JOB:
Write out each line in which the string "JSON" is present.

RECORD EXCERPTS:

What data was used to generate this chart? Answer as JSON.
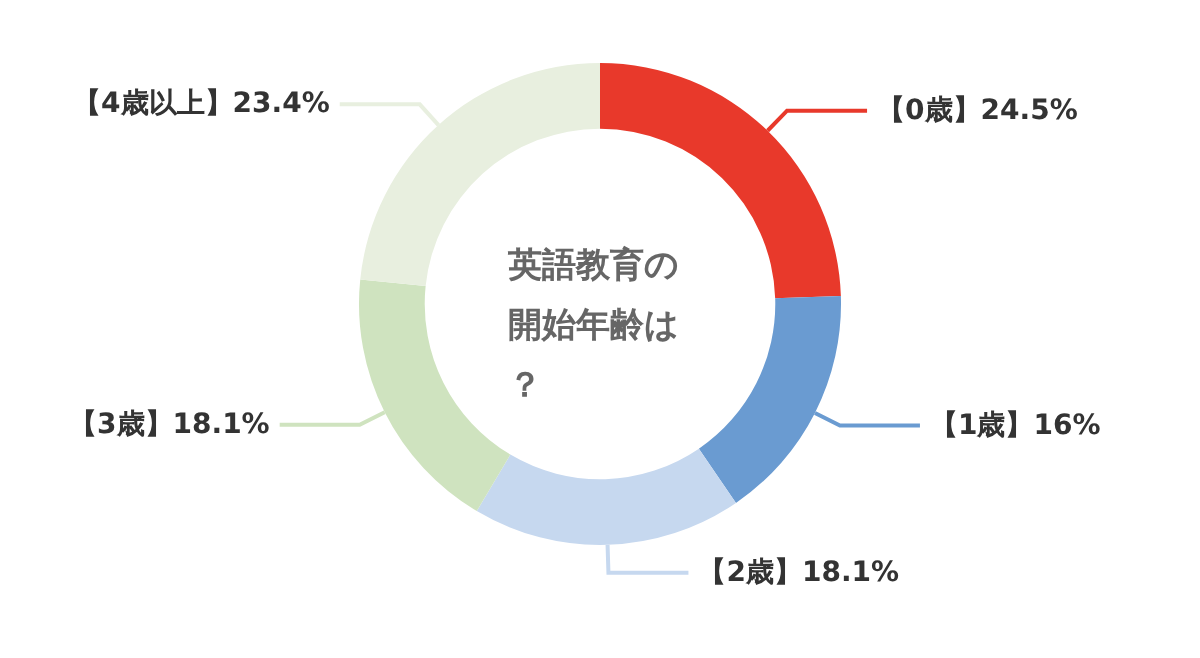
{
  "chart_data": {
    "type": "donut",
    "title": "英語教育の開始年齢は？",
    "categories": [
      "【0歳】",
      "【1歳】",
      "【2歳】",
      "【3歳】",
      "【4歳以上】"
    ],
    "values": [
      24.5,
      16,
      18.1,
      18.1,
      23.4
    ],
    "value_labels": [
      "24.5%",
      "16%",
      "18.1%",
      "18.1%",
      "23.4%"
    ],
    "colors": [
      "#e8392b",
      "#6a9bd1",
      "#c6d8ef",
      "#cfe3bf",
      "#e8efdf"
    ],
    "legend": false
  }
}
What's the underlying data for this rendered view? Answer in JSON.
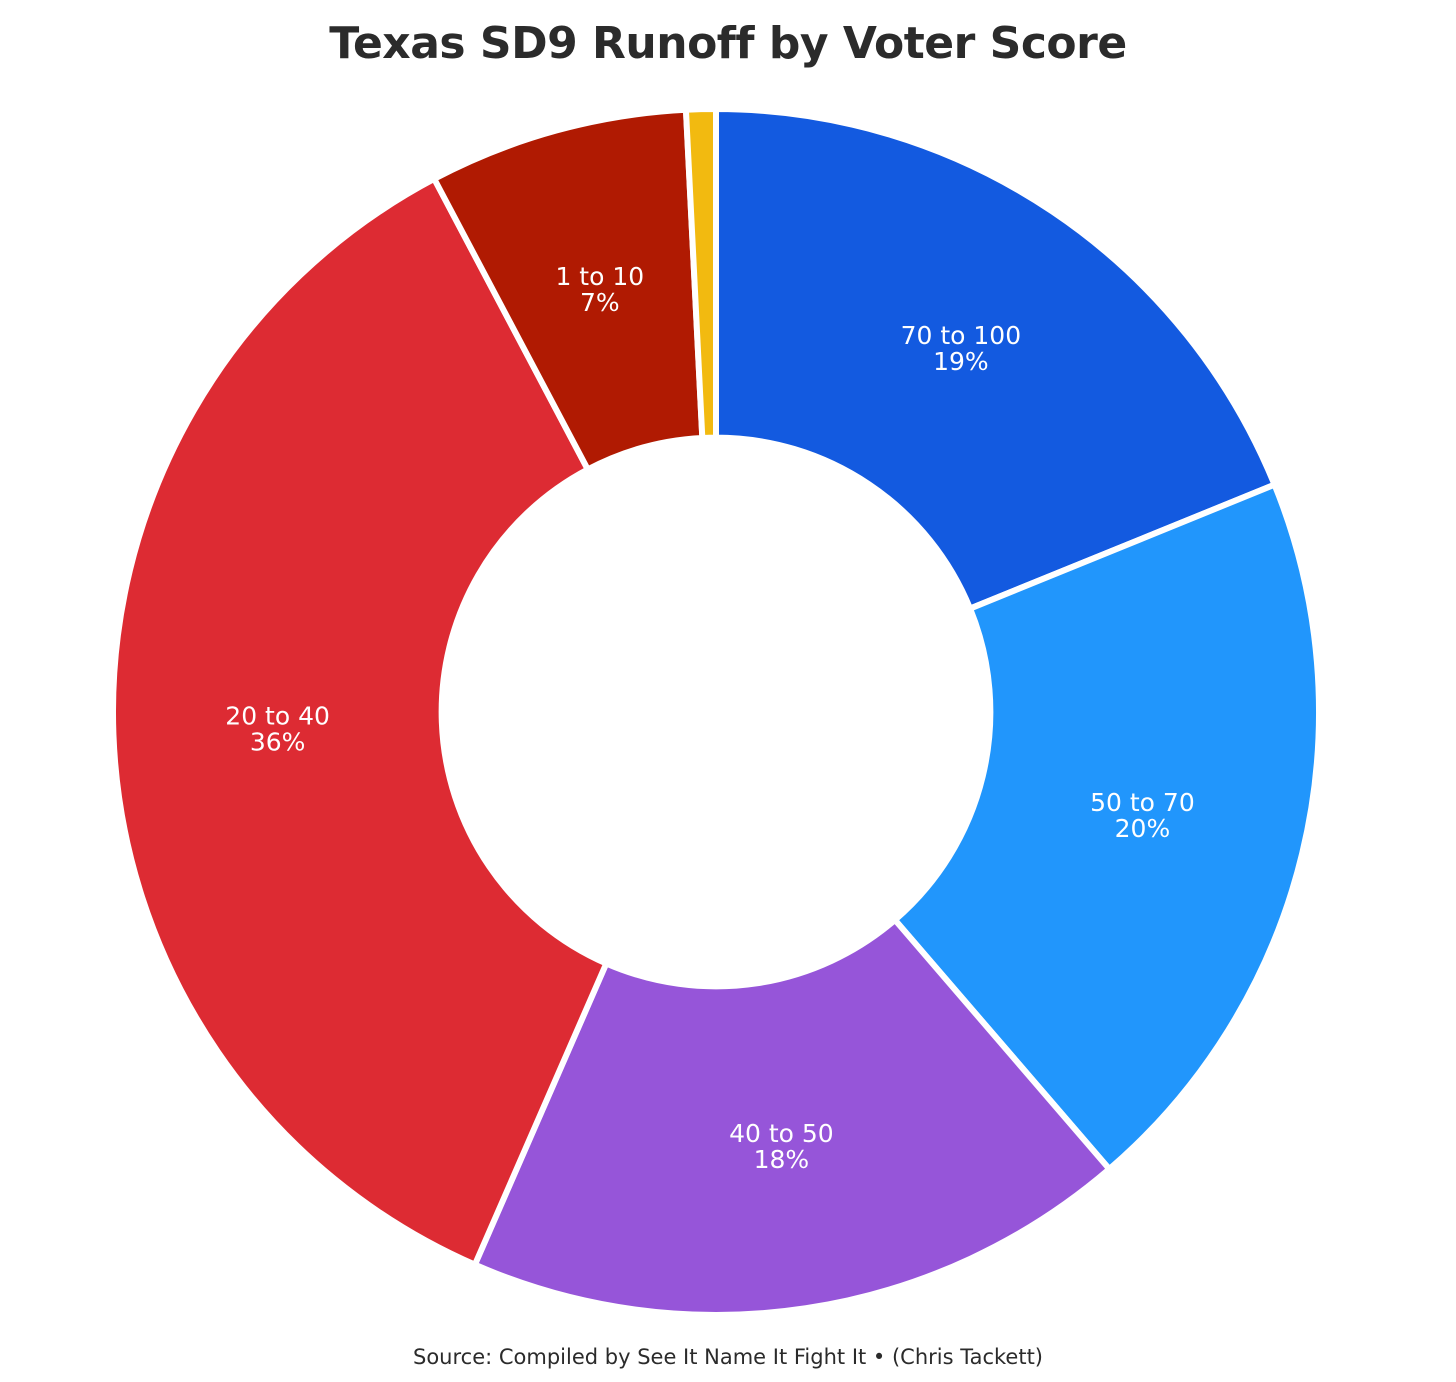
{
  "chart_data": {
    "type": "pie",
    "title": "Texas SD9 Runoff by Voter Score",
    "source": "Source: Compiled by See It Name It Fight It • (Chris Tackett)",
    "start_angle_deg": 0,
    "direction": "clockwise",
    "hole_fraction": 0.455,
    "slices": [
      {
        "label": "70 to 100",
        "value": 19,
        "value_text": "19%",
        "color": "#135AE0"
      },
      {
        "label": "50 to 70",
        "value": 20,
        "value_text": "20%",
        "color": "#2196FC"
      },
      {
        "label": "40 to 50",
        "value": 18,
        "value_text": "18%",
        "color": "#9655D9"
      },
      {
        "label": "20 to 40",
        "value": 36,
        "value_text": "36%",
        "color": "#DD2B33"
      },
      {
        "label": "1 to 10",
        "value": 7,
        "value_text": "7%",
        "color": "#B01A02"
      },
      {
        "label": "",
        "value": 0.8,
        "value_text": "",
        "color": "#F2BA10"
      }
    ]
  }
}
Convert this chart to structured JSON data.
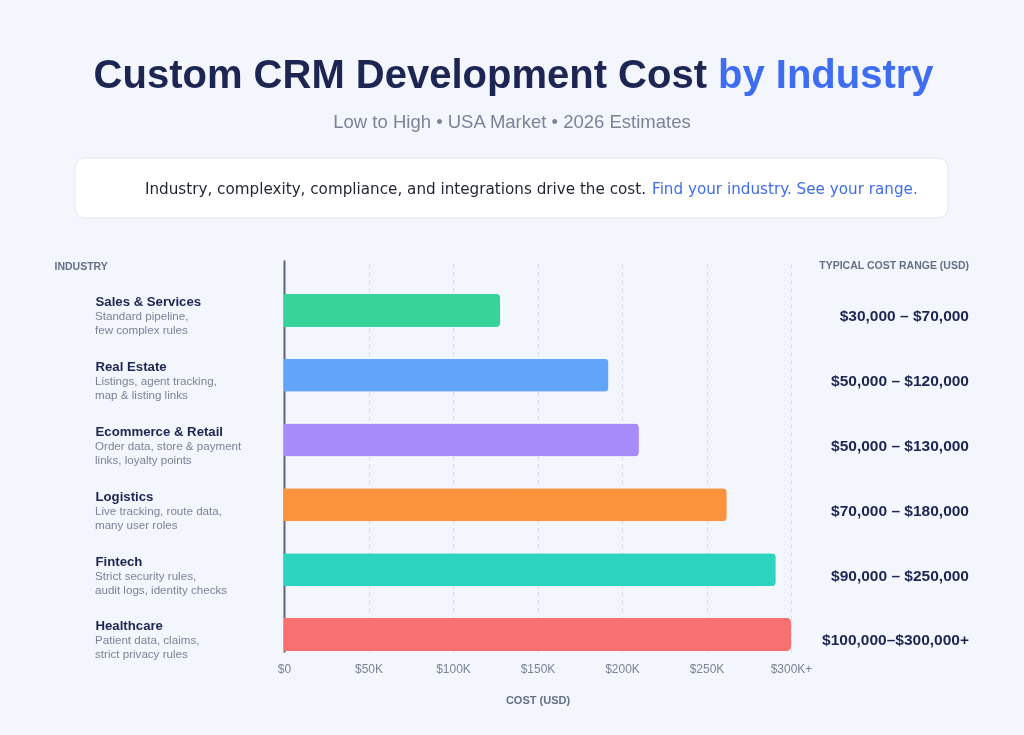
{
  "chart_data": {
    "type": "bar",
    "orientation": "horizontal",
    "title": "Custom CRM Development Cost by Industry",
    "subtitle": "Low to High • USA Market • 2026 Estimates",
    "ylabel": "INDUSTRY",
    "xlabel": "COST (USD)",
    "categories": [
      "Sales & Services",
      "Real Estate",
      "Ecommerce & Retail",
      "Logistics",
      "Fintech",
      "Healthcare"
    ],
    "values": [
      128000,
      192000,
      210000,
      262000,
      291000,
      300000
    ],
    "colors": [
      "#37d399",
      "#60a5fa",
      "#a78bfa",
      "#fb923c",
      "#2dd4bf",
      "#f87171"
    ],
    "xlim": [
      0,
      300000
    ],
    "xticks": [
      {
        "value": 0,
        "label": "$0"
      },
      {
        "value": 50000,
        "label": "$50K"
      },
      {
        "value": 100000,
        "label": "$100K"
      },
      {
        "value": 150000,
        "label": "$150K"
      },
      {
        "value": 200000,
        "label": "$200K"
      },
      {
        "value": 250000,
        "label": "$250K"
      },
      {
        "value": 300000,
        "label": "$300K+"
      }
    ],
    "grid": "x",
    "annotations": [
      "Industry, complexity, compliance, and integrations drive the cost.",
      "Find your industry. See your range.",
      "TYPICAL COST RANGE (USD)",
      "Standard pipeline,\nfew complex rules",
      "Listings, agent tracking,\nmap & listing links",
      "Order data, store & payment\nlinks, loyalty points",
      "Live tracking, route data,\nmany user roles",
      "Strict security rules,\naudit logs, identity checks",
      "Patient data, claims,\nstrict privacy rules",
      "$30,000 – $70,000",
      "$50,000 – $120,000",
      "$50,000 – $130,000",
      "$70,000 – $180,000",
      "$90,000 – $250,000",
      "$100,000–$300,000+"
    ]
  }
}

---

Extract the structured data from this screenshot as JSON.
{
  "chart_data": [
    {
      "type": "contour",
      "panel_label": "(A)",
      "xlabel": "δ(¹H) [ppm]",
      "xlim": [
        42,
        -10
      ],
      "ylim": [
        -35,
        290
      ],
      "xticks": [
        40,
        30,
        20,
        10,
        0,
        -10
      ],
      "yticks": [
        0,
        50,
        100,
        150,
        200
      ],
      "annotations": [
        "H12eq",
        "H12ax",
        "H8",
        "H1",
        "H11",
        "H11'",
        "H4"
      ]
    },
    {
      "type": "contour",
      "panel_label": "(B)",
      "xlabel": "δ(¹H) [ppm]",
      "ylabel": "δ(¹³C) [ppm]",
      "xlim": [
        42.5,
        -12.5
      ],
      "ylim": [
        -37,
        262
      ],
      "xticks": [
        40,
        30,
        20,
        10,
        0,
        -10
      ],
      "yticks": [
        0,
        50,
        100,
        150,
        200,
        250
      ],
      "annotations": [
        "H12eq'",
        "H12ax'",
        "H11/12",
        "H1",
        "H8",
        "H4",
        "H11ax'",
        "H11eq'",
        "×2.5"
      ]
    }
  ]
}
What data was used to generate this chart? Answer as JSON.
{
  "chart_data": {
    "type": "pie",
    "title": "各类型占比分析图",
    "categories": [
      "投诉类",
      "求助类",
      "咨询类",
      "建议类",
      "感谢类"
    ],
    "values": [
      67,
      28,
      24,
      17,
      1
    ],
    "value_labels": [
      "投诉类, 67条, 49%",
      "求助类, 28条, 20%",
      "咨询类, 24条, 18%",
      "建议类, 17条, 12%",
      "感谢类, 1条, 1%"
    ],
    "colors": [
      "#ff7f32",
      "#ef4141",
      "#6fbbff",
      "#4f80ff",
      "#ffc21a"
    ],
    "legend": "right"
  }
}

RESULT OF THE EXERCISE:
What data was used to generate this chart? Answer as JSON.
What's the underlying data for this rendered view? Answer in JSON.
Convert this chart to structured JSON data.
Extract the structured data from this screenshot as JSON.
What data was used to generate this chart? Answer as JSON.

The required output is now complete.